--- START OF Task inputs ---

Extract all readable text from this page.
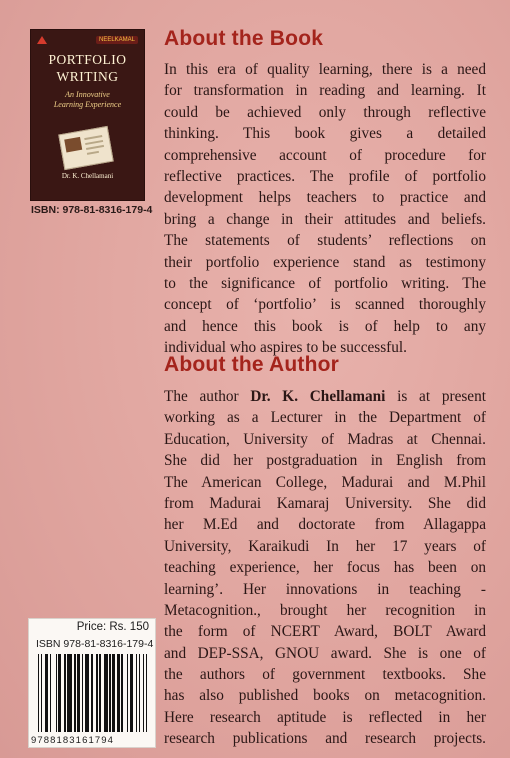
NEELKAMAL
PORTFOLIO
WRITING
An Innovative
Learning Experience
Dr. K. Chellamani
ISBN: 978-81-8316-179-4
About the Book
In this era of quality learning, there is a need
for transformation in reading and learning. It
could be achieved only through reflective
thinking. This book gives a detailed
comprehensive account of procedure for
reflective practices. The profile of portfolio
development helps teachers to practice and
bring a change in their attitudes and beliefs.
The statements of students’ reflections on
their portfolio experience stand as testimony
to the significance of portfolio writing. The
concept of ‘portfolio’ is scanned thoroughly
and hence this book is of help to any
individual who aspires to be successful.
About the Author
The author Dr. K. Chellamani is at present
working as a Lecturer in the Department of
Education, University of Madras at Chennai.
She did her postgraduation in English from
The American College, Madurai and M.Phil
from Madurai Kamaraj University. She did
her M.Ed and doctorate from Allagappa
University, Karaikudi In her 17 years of
teaching experience, her focus has been on
learning’. Her innovations in teaching -
Metacognition., brought her recognition in
the form of NCERT Award, BOLT Award
and DEP-SSA, GNOU award. She is one of
the authors of government textbooks. She
has also published books on metacognition.
Here research aptitude is reflected in her
research publications and research projects.
Price: Rs. 150
ISBN 978-81-8316-179-4
9788183161794
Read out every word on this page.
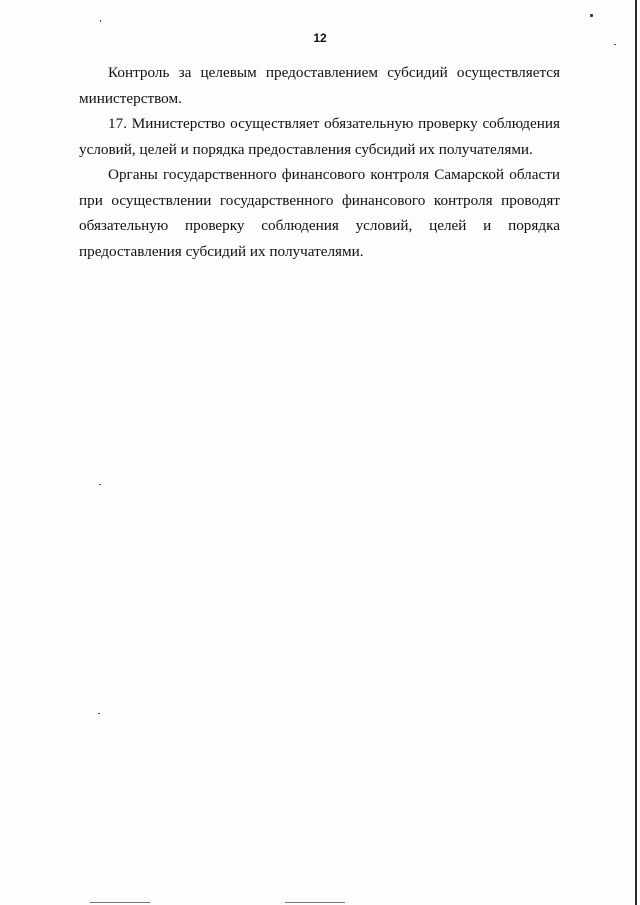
12

Контроль за целевым предоставлением субсидий осуществляется министерством.

17. Министерство осуществляет обязательную проверку соблюдения условий, целей и порядка предоставления субсидий их получателями.

Органы государственного финансового контроля Самарской области при осуществлении государственного финансового контроля проводят обязательную проверку соблюдения условий, целей и порядка предоставления субсидий их получателями.
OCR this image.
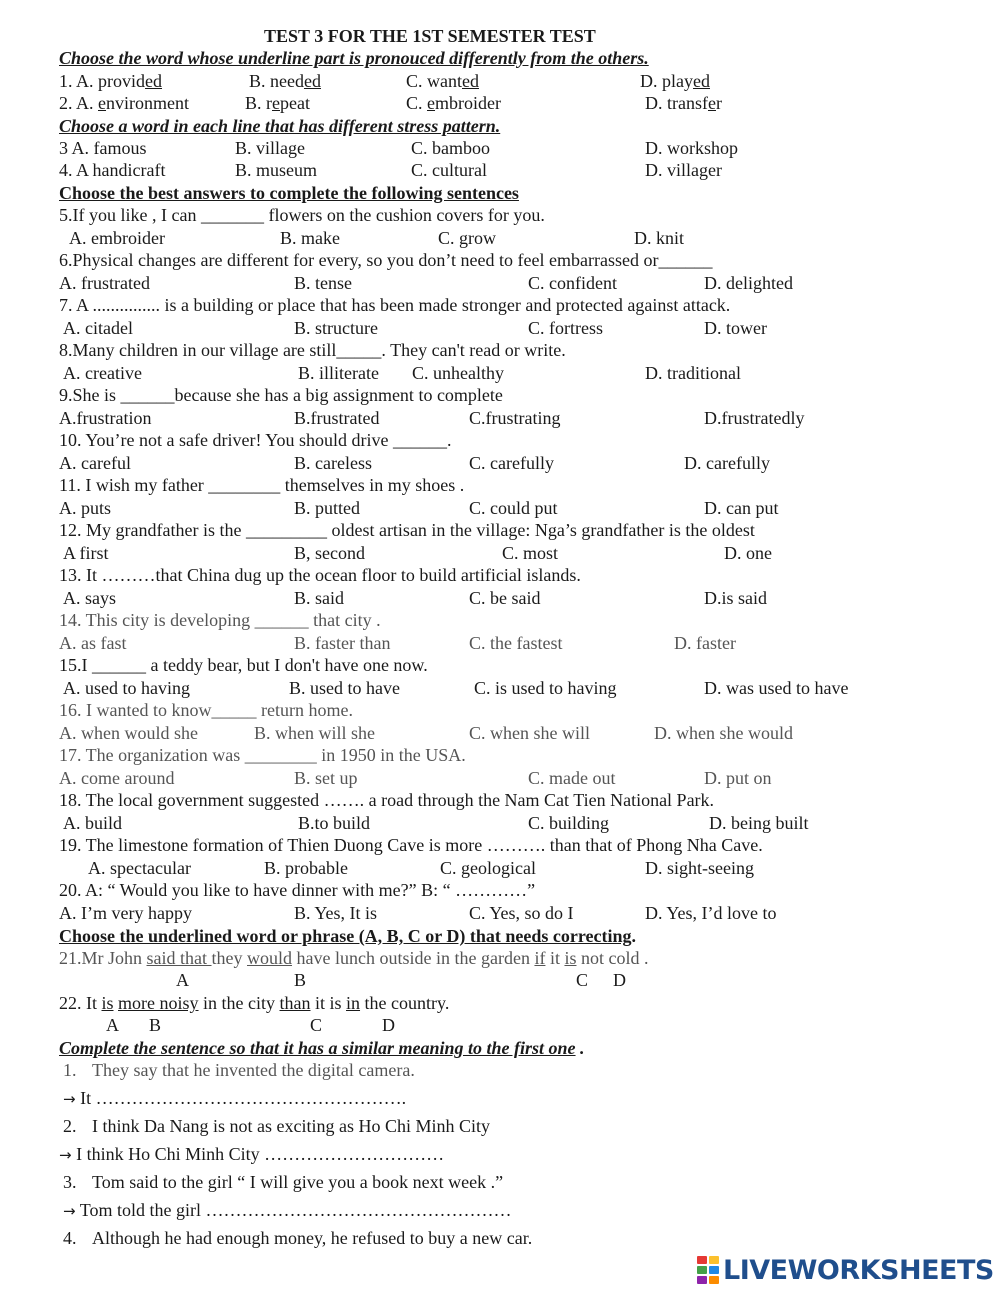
TEST 3 FOR THE 1ST SEMESTER TEST
Choose the word whose underline part is pronouced differently from the others.
1. A. provided	B. needed	C. wanted	D. played
2. A. environment	B. repeat	C. embroider	D. transfer
Choose a word in each line that has different stress pattern.
3 A. famous	B. village	C. bamboo	D. workshop
4. A handicraft	B. museum	C. cultural	D. villager
Choose the best answers to complete the following sentences
5.If you like , I can _______ flowers on the cushion covers for you.
A. embroider	B. make	C. grow	D. knit
6.Physical changes are different for every, so you don’t need to feel embarrassed or______
A. frustrated	B. tense	C. confident	D. delighted
7. A ............... is a building or place that has been made stronger and protected against attack.
A. citadel	B. structure	C. fortress	D. tower
8.Many children in our village are still_____. They can't read or write.
A. creative	B. illiterate C. unhealthy	D. traditional
9.She is ______because she has a big assignment to complete
A.frustration	B.frustrated	C.frustrating	D.frustratedly
10. You’re not a safe driver! You should drive ______.
A. careful	B. careless	C. carefully	D. carefully
11. I wish my father ________ themselves in my shoes .
A. puts	B. putted	C. could put	D. can put
12. My grandfather is the _________ oldest artisan in the village: Nga’s grandfather is the oldest
A first	B, second	C. most	D. one
13. It ………that China dug up the ocean floor to build artificial islands.
A. says	B. said	C. be said	D.is said
14. This city is developing ______ that city .
A. as fast	B. faster than	C. the fastest	D. faster
15.I ______ a teddy bear, but I don't have one now.
A. used to having	B. used to have	C. is used to having	D. was used to have
16. I wanted to know_____ return home.
A. when would she	B. when will she	C. when she will	D. when she would
17. The organization was ________ in 1950 in the USA.
A. come around	B. set up	C. made out	D. put on
18. The local government suggested ……. a road through the Nam Cat Tien National Park.
A. build	B.to build	C. building	D. being built
19. The limestone formation of Thien Duong Cave is more ………. than that of Phong Nha Cave.
A. spectacular	B. probable	C. geological	D. sight-seeing
20. A: “ Would you like to have dinner with me?” B: “ …………”
A. I’m very happy	B. Yes, It is	C. Yes, so do I	D. Yes, I’d love to
Choose the underlined word or phrase (A, B, C or D) that needs correcting.
21.Mr John said that they would have lunch outside in the garden if it is not cold .
A	B	C D
22. It is more noisy in the city than it is in the country.
A B	C	D
Complete the sentence so that it has a similar meaning to the first one .
1. They say that he invented the digital camera.
→ It …………………………………………….
2. I think Da Nang is not as exciting as Ho Chi Minh City
→ I think Ho Chi Minh City …………………………
3. Tom said to the girl “ I will give you a book next week .”
→ Tom told the girl ……………………………………………
4. Although he had enough money, he refused to buy a new car.
LIVEWORKSHEETS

--- END OF Task inputs ---

Go through the records above and copy every line with the word "their".

Written response -
bring a change in their attitudes and beliefs.
their portfolio experience stand as testimony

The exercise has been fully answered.